EXERCISE DETAILS
Render each line of the listing below as a Markdown table with columns Row and Listing line, numbering the rows in order and omitting blank lines.

DATA SECTION

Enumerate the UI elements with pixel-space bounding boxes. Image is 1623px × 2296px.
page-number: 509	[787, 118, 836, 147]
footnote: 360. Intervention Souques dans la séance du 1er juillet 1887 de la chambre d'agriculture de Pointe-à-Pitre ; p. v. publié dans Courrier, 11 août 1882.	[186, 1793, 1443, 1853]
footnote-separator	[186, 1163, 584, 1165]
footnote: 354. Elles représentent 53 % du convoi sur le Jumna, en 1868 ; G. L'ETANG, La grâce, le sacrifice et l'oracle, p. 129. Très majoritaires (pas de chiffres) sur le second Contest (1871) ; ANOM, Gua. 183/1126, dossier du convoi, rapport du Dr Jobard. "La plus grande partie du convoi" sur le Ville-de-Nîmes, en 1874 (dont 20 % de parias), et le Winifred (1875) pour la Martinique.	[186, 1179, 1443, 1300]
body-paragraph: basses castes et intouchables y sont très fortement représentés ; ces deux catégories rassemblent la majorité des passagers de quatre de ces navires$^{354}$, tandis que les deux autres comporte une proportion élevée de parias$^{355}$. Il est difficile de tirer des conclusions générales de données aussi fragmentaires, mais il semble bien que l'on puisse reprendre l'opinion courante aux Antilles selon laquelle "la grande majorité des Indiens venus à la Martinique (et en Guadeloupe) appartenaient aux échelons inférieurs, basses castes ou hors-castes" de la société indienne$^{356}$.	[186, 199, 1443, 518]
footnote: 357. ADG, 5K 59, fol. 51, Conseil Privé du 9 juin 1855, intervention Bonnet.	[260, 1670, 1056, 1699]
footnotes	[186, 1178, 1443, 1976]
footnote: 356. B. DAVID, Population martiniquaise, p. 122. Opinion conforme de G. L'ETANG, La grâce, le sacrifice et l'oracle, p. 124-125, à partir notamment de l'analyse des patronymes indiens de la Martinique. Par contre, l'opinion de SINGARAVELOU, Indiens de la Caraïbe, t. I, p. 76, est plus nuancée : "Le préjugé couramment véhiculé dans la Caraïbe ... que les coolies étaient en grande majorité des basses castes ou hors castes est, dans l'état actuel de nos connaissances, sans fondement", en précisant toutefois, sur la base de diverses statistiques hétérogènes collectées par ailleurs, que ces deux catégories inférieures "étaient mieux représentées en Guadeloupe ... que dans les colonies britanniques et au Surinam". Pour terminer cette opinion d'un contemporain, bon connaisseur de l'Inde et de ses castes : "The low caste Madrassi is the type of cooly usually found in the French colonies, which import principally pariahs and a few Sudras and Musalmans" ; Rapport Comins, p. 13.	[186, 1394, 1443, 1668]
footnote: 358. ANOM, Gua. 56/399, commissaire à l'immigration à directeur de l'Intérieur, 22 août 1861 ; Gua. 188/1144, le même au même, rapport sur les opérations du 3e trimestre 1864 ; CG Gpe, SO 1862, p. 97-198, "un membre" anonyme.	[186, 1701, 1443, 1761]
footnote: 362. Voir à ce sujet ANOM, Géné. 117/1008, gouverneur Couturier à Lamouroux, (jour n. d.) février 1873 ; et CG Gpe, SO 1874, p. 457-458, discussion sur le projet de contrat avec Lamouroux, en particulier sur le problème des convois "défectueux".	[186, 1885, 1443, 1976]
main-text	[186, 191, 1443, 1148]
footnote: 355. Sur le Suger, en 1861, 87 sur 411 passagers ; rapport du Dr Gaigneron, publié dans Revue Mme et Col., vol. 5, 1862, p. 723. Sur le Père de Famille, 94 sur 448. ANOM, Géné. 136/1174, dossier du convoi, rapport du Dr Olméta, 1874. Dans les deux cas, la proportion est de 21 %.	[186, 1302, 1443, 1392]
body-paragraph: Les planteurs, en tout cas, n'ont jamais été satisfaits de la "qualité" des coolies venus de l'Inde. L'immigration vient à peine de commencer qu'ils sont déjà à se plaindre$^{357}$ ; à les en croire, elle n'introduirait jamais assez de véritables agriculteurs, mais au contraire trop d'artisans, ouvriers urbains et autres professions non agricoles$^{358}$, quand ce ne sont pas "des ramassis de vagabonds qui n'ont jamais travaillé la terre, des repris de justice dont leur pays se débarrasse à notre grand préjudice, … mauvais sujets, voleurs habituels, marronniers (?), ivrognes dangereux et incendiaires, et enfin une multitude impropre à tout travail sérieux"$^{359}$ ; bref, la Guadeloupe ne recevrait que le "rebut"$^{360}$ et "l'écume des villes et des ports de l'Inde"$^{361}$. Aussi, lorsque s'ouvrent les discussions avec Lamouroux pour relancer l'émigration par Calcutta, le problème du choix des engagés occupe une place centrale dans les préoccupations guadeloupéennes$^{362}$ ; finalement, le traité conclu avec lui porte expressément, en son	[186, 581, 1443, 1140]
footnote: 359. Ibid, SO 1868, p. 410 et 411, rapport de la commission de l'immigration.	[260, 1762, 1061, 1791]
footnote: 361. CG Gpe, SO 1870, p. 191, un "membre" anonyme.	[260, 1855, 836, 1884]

RESULT BELOW
| Row | Listing line |
|---|---|
| 1 | Enumerate the UI elements with pixel-space bounding boxes. Image is 1623px × 2296px. |
| 2 | page-number: 509	[787, 118, 836, 147] |
| 3 | footnote: 360. Intervention Souques dans la séance du 1er juillet 1887 de la chambre d'agriculture de Pointe-à-Pitre ; p. v. publié dans Courrier, 11 août 1882.	[186, 1793, 1443, 1853] |
| 4 | footnote-separator	[186, 1163, 584, 1165] |
| 5 | footnote: 354. Elles représentent 53 % du convoi sur le Jumna, en 1868 ; G. L'ETANG, La grâce, le sacrifice et l'oracle, p. 129. Très majoritaires (pas de chiffres) sur le second Contest (1871) ; ANOM, Gua. 183/1126, dossier du convoi, rapport du Dr Jobard. "La plus grande partie du convoi" sur le Ville-de-Nîmes, en 1874 (dont 20 % de parias), et le Winifred (1875) pour la Martinique.	[186, 1179, 1443, 1300] |
| 6 | body-paragraph: basses castes et intouchables y sont très fortement représentés ; ces deux catégories rassemblent la majorité des passagers de quatre de ces navires$^{354}$, tandis que les deux autres comporte une proportion élevée de parias$^{355}$. Il est difficile de tirer des conclusions générales de données aussi fragmentaires, mais il semble bien que l'on puisse reprendre l'opinion courante aux Antilles selon laquelle "la grande majorité des Indiens venus à la Martinique (et en Guadeloupe) appartenaient aux échelons inférieurs, basses castes ou hors-castes" de la société indienne$^{356}$.	[186, 199, 1443, 518] |
| 7 | footnote: 357. ADG, 5K 59, fol. 51, Conseil Privé du 9 juin 1855, intervention Bonnet.	[260, 1670, 1056, 1699] |
| 8 | footnotes	[186, 1178, 1443, 1976] |
| 9 | footnote: 356. B. DAVID, Population martiniquaise, p. 122. Opinion conforme de G. L'ETANG, La grâce, le sacrifice et l'oracle, p. 124-125, à partir notamment de l'analyse des patronymes indiens de la Martinique. Par contre, l'opinion de SINGARAVELOU, Indiens de la Caraïbe, t. I, p. 76, est plus nuancée : "Le préjugé couramment véhiculé dans la Caraïbe ... que les coolies étaient en grande majorité des basses castes ou hors castes est, dans l'état actuel de nos connaissances, sans fondement", en précisant toutefois, sur la base de diverses statistiques hétérogènes collectées par ailleurs, que ces deux catégories inférieures "étaient mieux représentées en Guadeloupe ... que dans les colonies britanniques et au Surinam". Pour terminer cette opinion d'un contemporain, bon connaisseur de l'Inde et de ses castes : "The low caste Madrassi is the type of cooly usually found in the French colonies, which import principally pariahs and a few Sudras and Musalmans" ; Rapport Comins, p. 13.	[186, 1394, 1443, 1668] |
| 10 | footnote: 358. ANOM, Gua. 56/399, commissaire à l'immigration à directeur de l'Intérieur, 22 août 1861 ; Gua. 188/1144, le même au même, rapport sur les opérations du 3e trimestre 1864 ; CG Gpe, SO 1862, p. 97-198, "un membre" anonyme.	[186, 1701, 1443, 1761] |
| 11 | footnote: 362. Voir à ce sujet ANOM, Géné. 117/1008, gouverneur Couturier à Lamouroux, (jour n. d.) février 1873 ; et CG Gpe, SO 1874, p. 457-458, discussion sur le projet de contrat avec Lamouroux, en particulier sur le problème des convois "défectueux".	[186, 1885, 1443, 1976] |
| 12 | main-text	[186, 191, 1443, 1148] |
| 13 | footnote: 355. Sur le Suger, en 1861, 87 sur 411 passagers ; rapport du Dr Gaigneron, publié dans Revue Mme et Col., vol. 5, 1862, p. 723. Sur le Père de Famille, 94 sur 448. ANOM, Géné. 136/1174, dossier du convoi, rapport du Dr Olméta, 1874. Dans les deux cas, la proportion est de 21 %.	[186, 1302, 1443, 1392] |
| 14 | body-paragraph: Les planteurs, en tout cas, n'ont jamais été satisfaits de la "qualité" des coolies venus de l'Inde. L'immigration vient à peine de commencer qu'ils sont déjà à se plaindre$^{357}$ ; à les en croire, elle n'introduirait jamais assez de véritables agriculteurs, mais au contraire trop d'artisans, ouvriers urbains et autres professions non agricoles$^{358}$, quand ce ne sont pas "des ramassis de vagabonds qui n'ont jamais travaillé la terre, des repris de justice dont leur pays se débarrasse à notre grand préjudice, … mauvais sujets, voleurs habituels, marronniers (?), ivrognes dangereux et incendiaires, et enfin une multitude impropre à tout travail sérieux"$^{359}$ ; bref, la Guadeloupe ne recevrait que le "rebut"$^{360}$ et "l'écume des villes et des ports de l'Inde"$^{361}$. Aussi, lorsque s'ouvrent les discussions avec Lamouroux pour relancer l'émigration par Calcutta, le problème du choix des engagés occupe une place centrale dans les préoccupations guadeloupéennes$^{362}$ ; finalement, le traité conclu avec lui porte expressément, en son	[186, 581, 1443, 1140] |
| 15 | footnote: 359. Ibid, SO 1868, p. 410 et 411, rapport de la commission de l'immigration.	[260, 1762, 1061, 1791] |
| 16 | footnote: 361. CG Gpe, SO 1870, p. 191, un "membre" anonyme.	[260, 1855, 836, 1884] |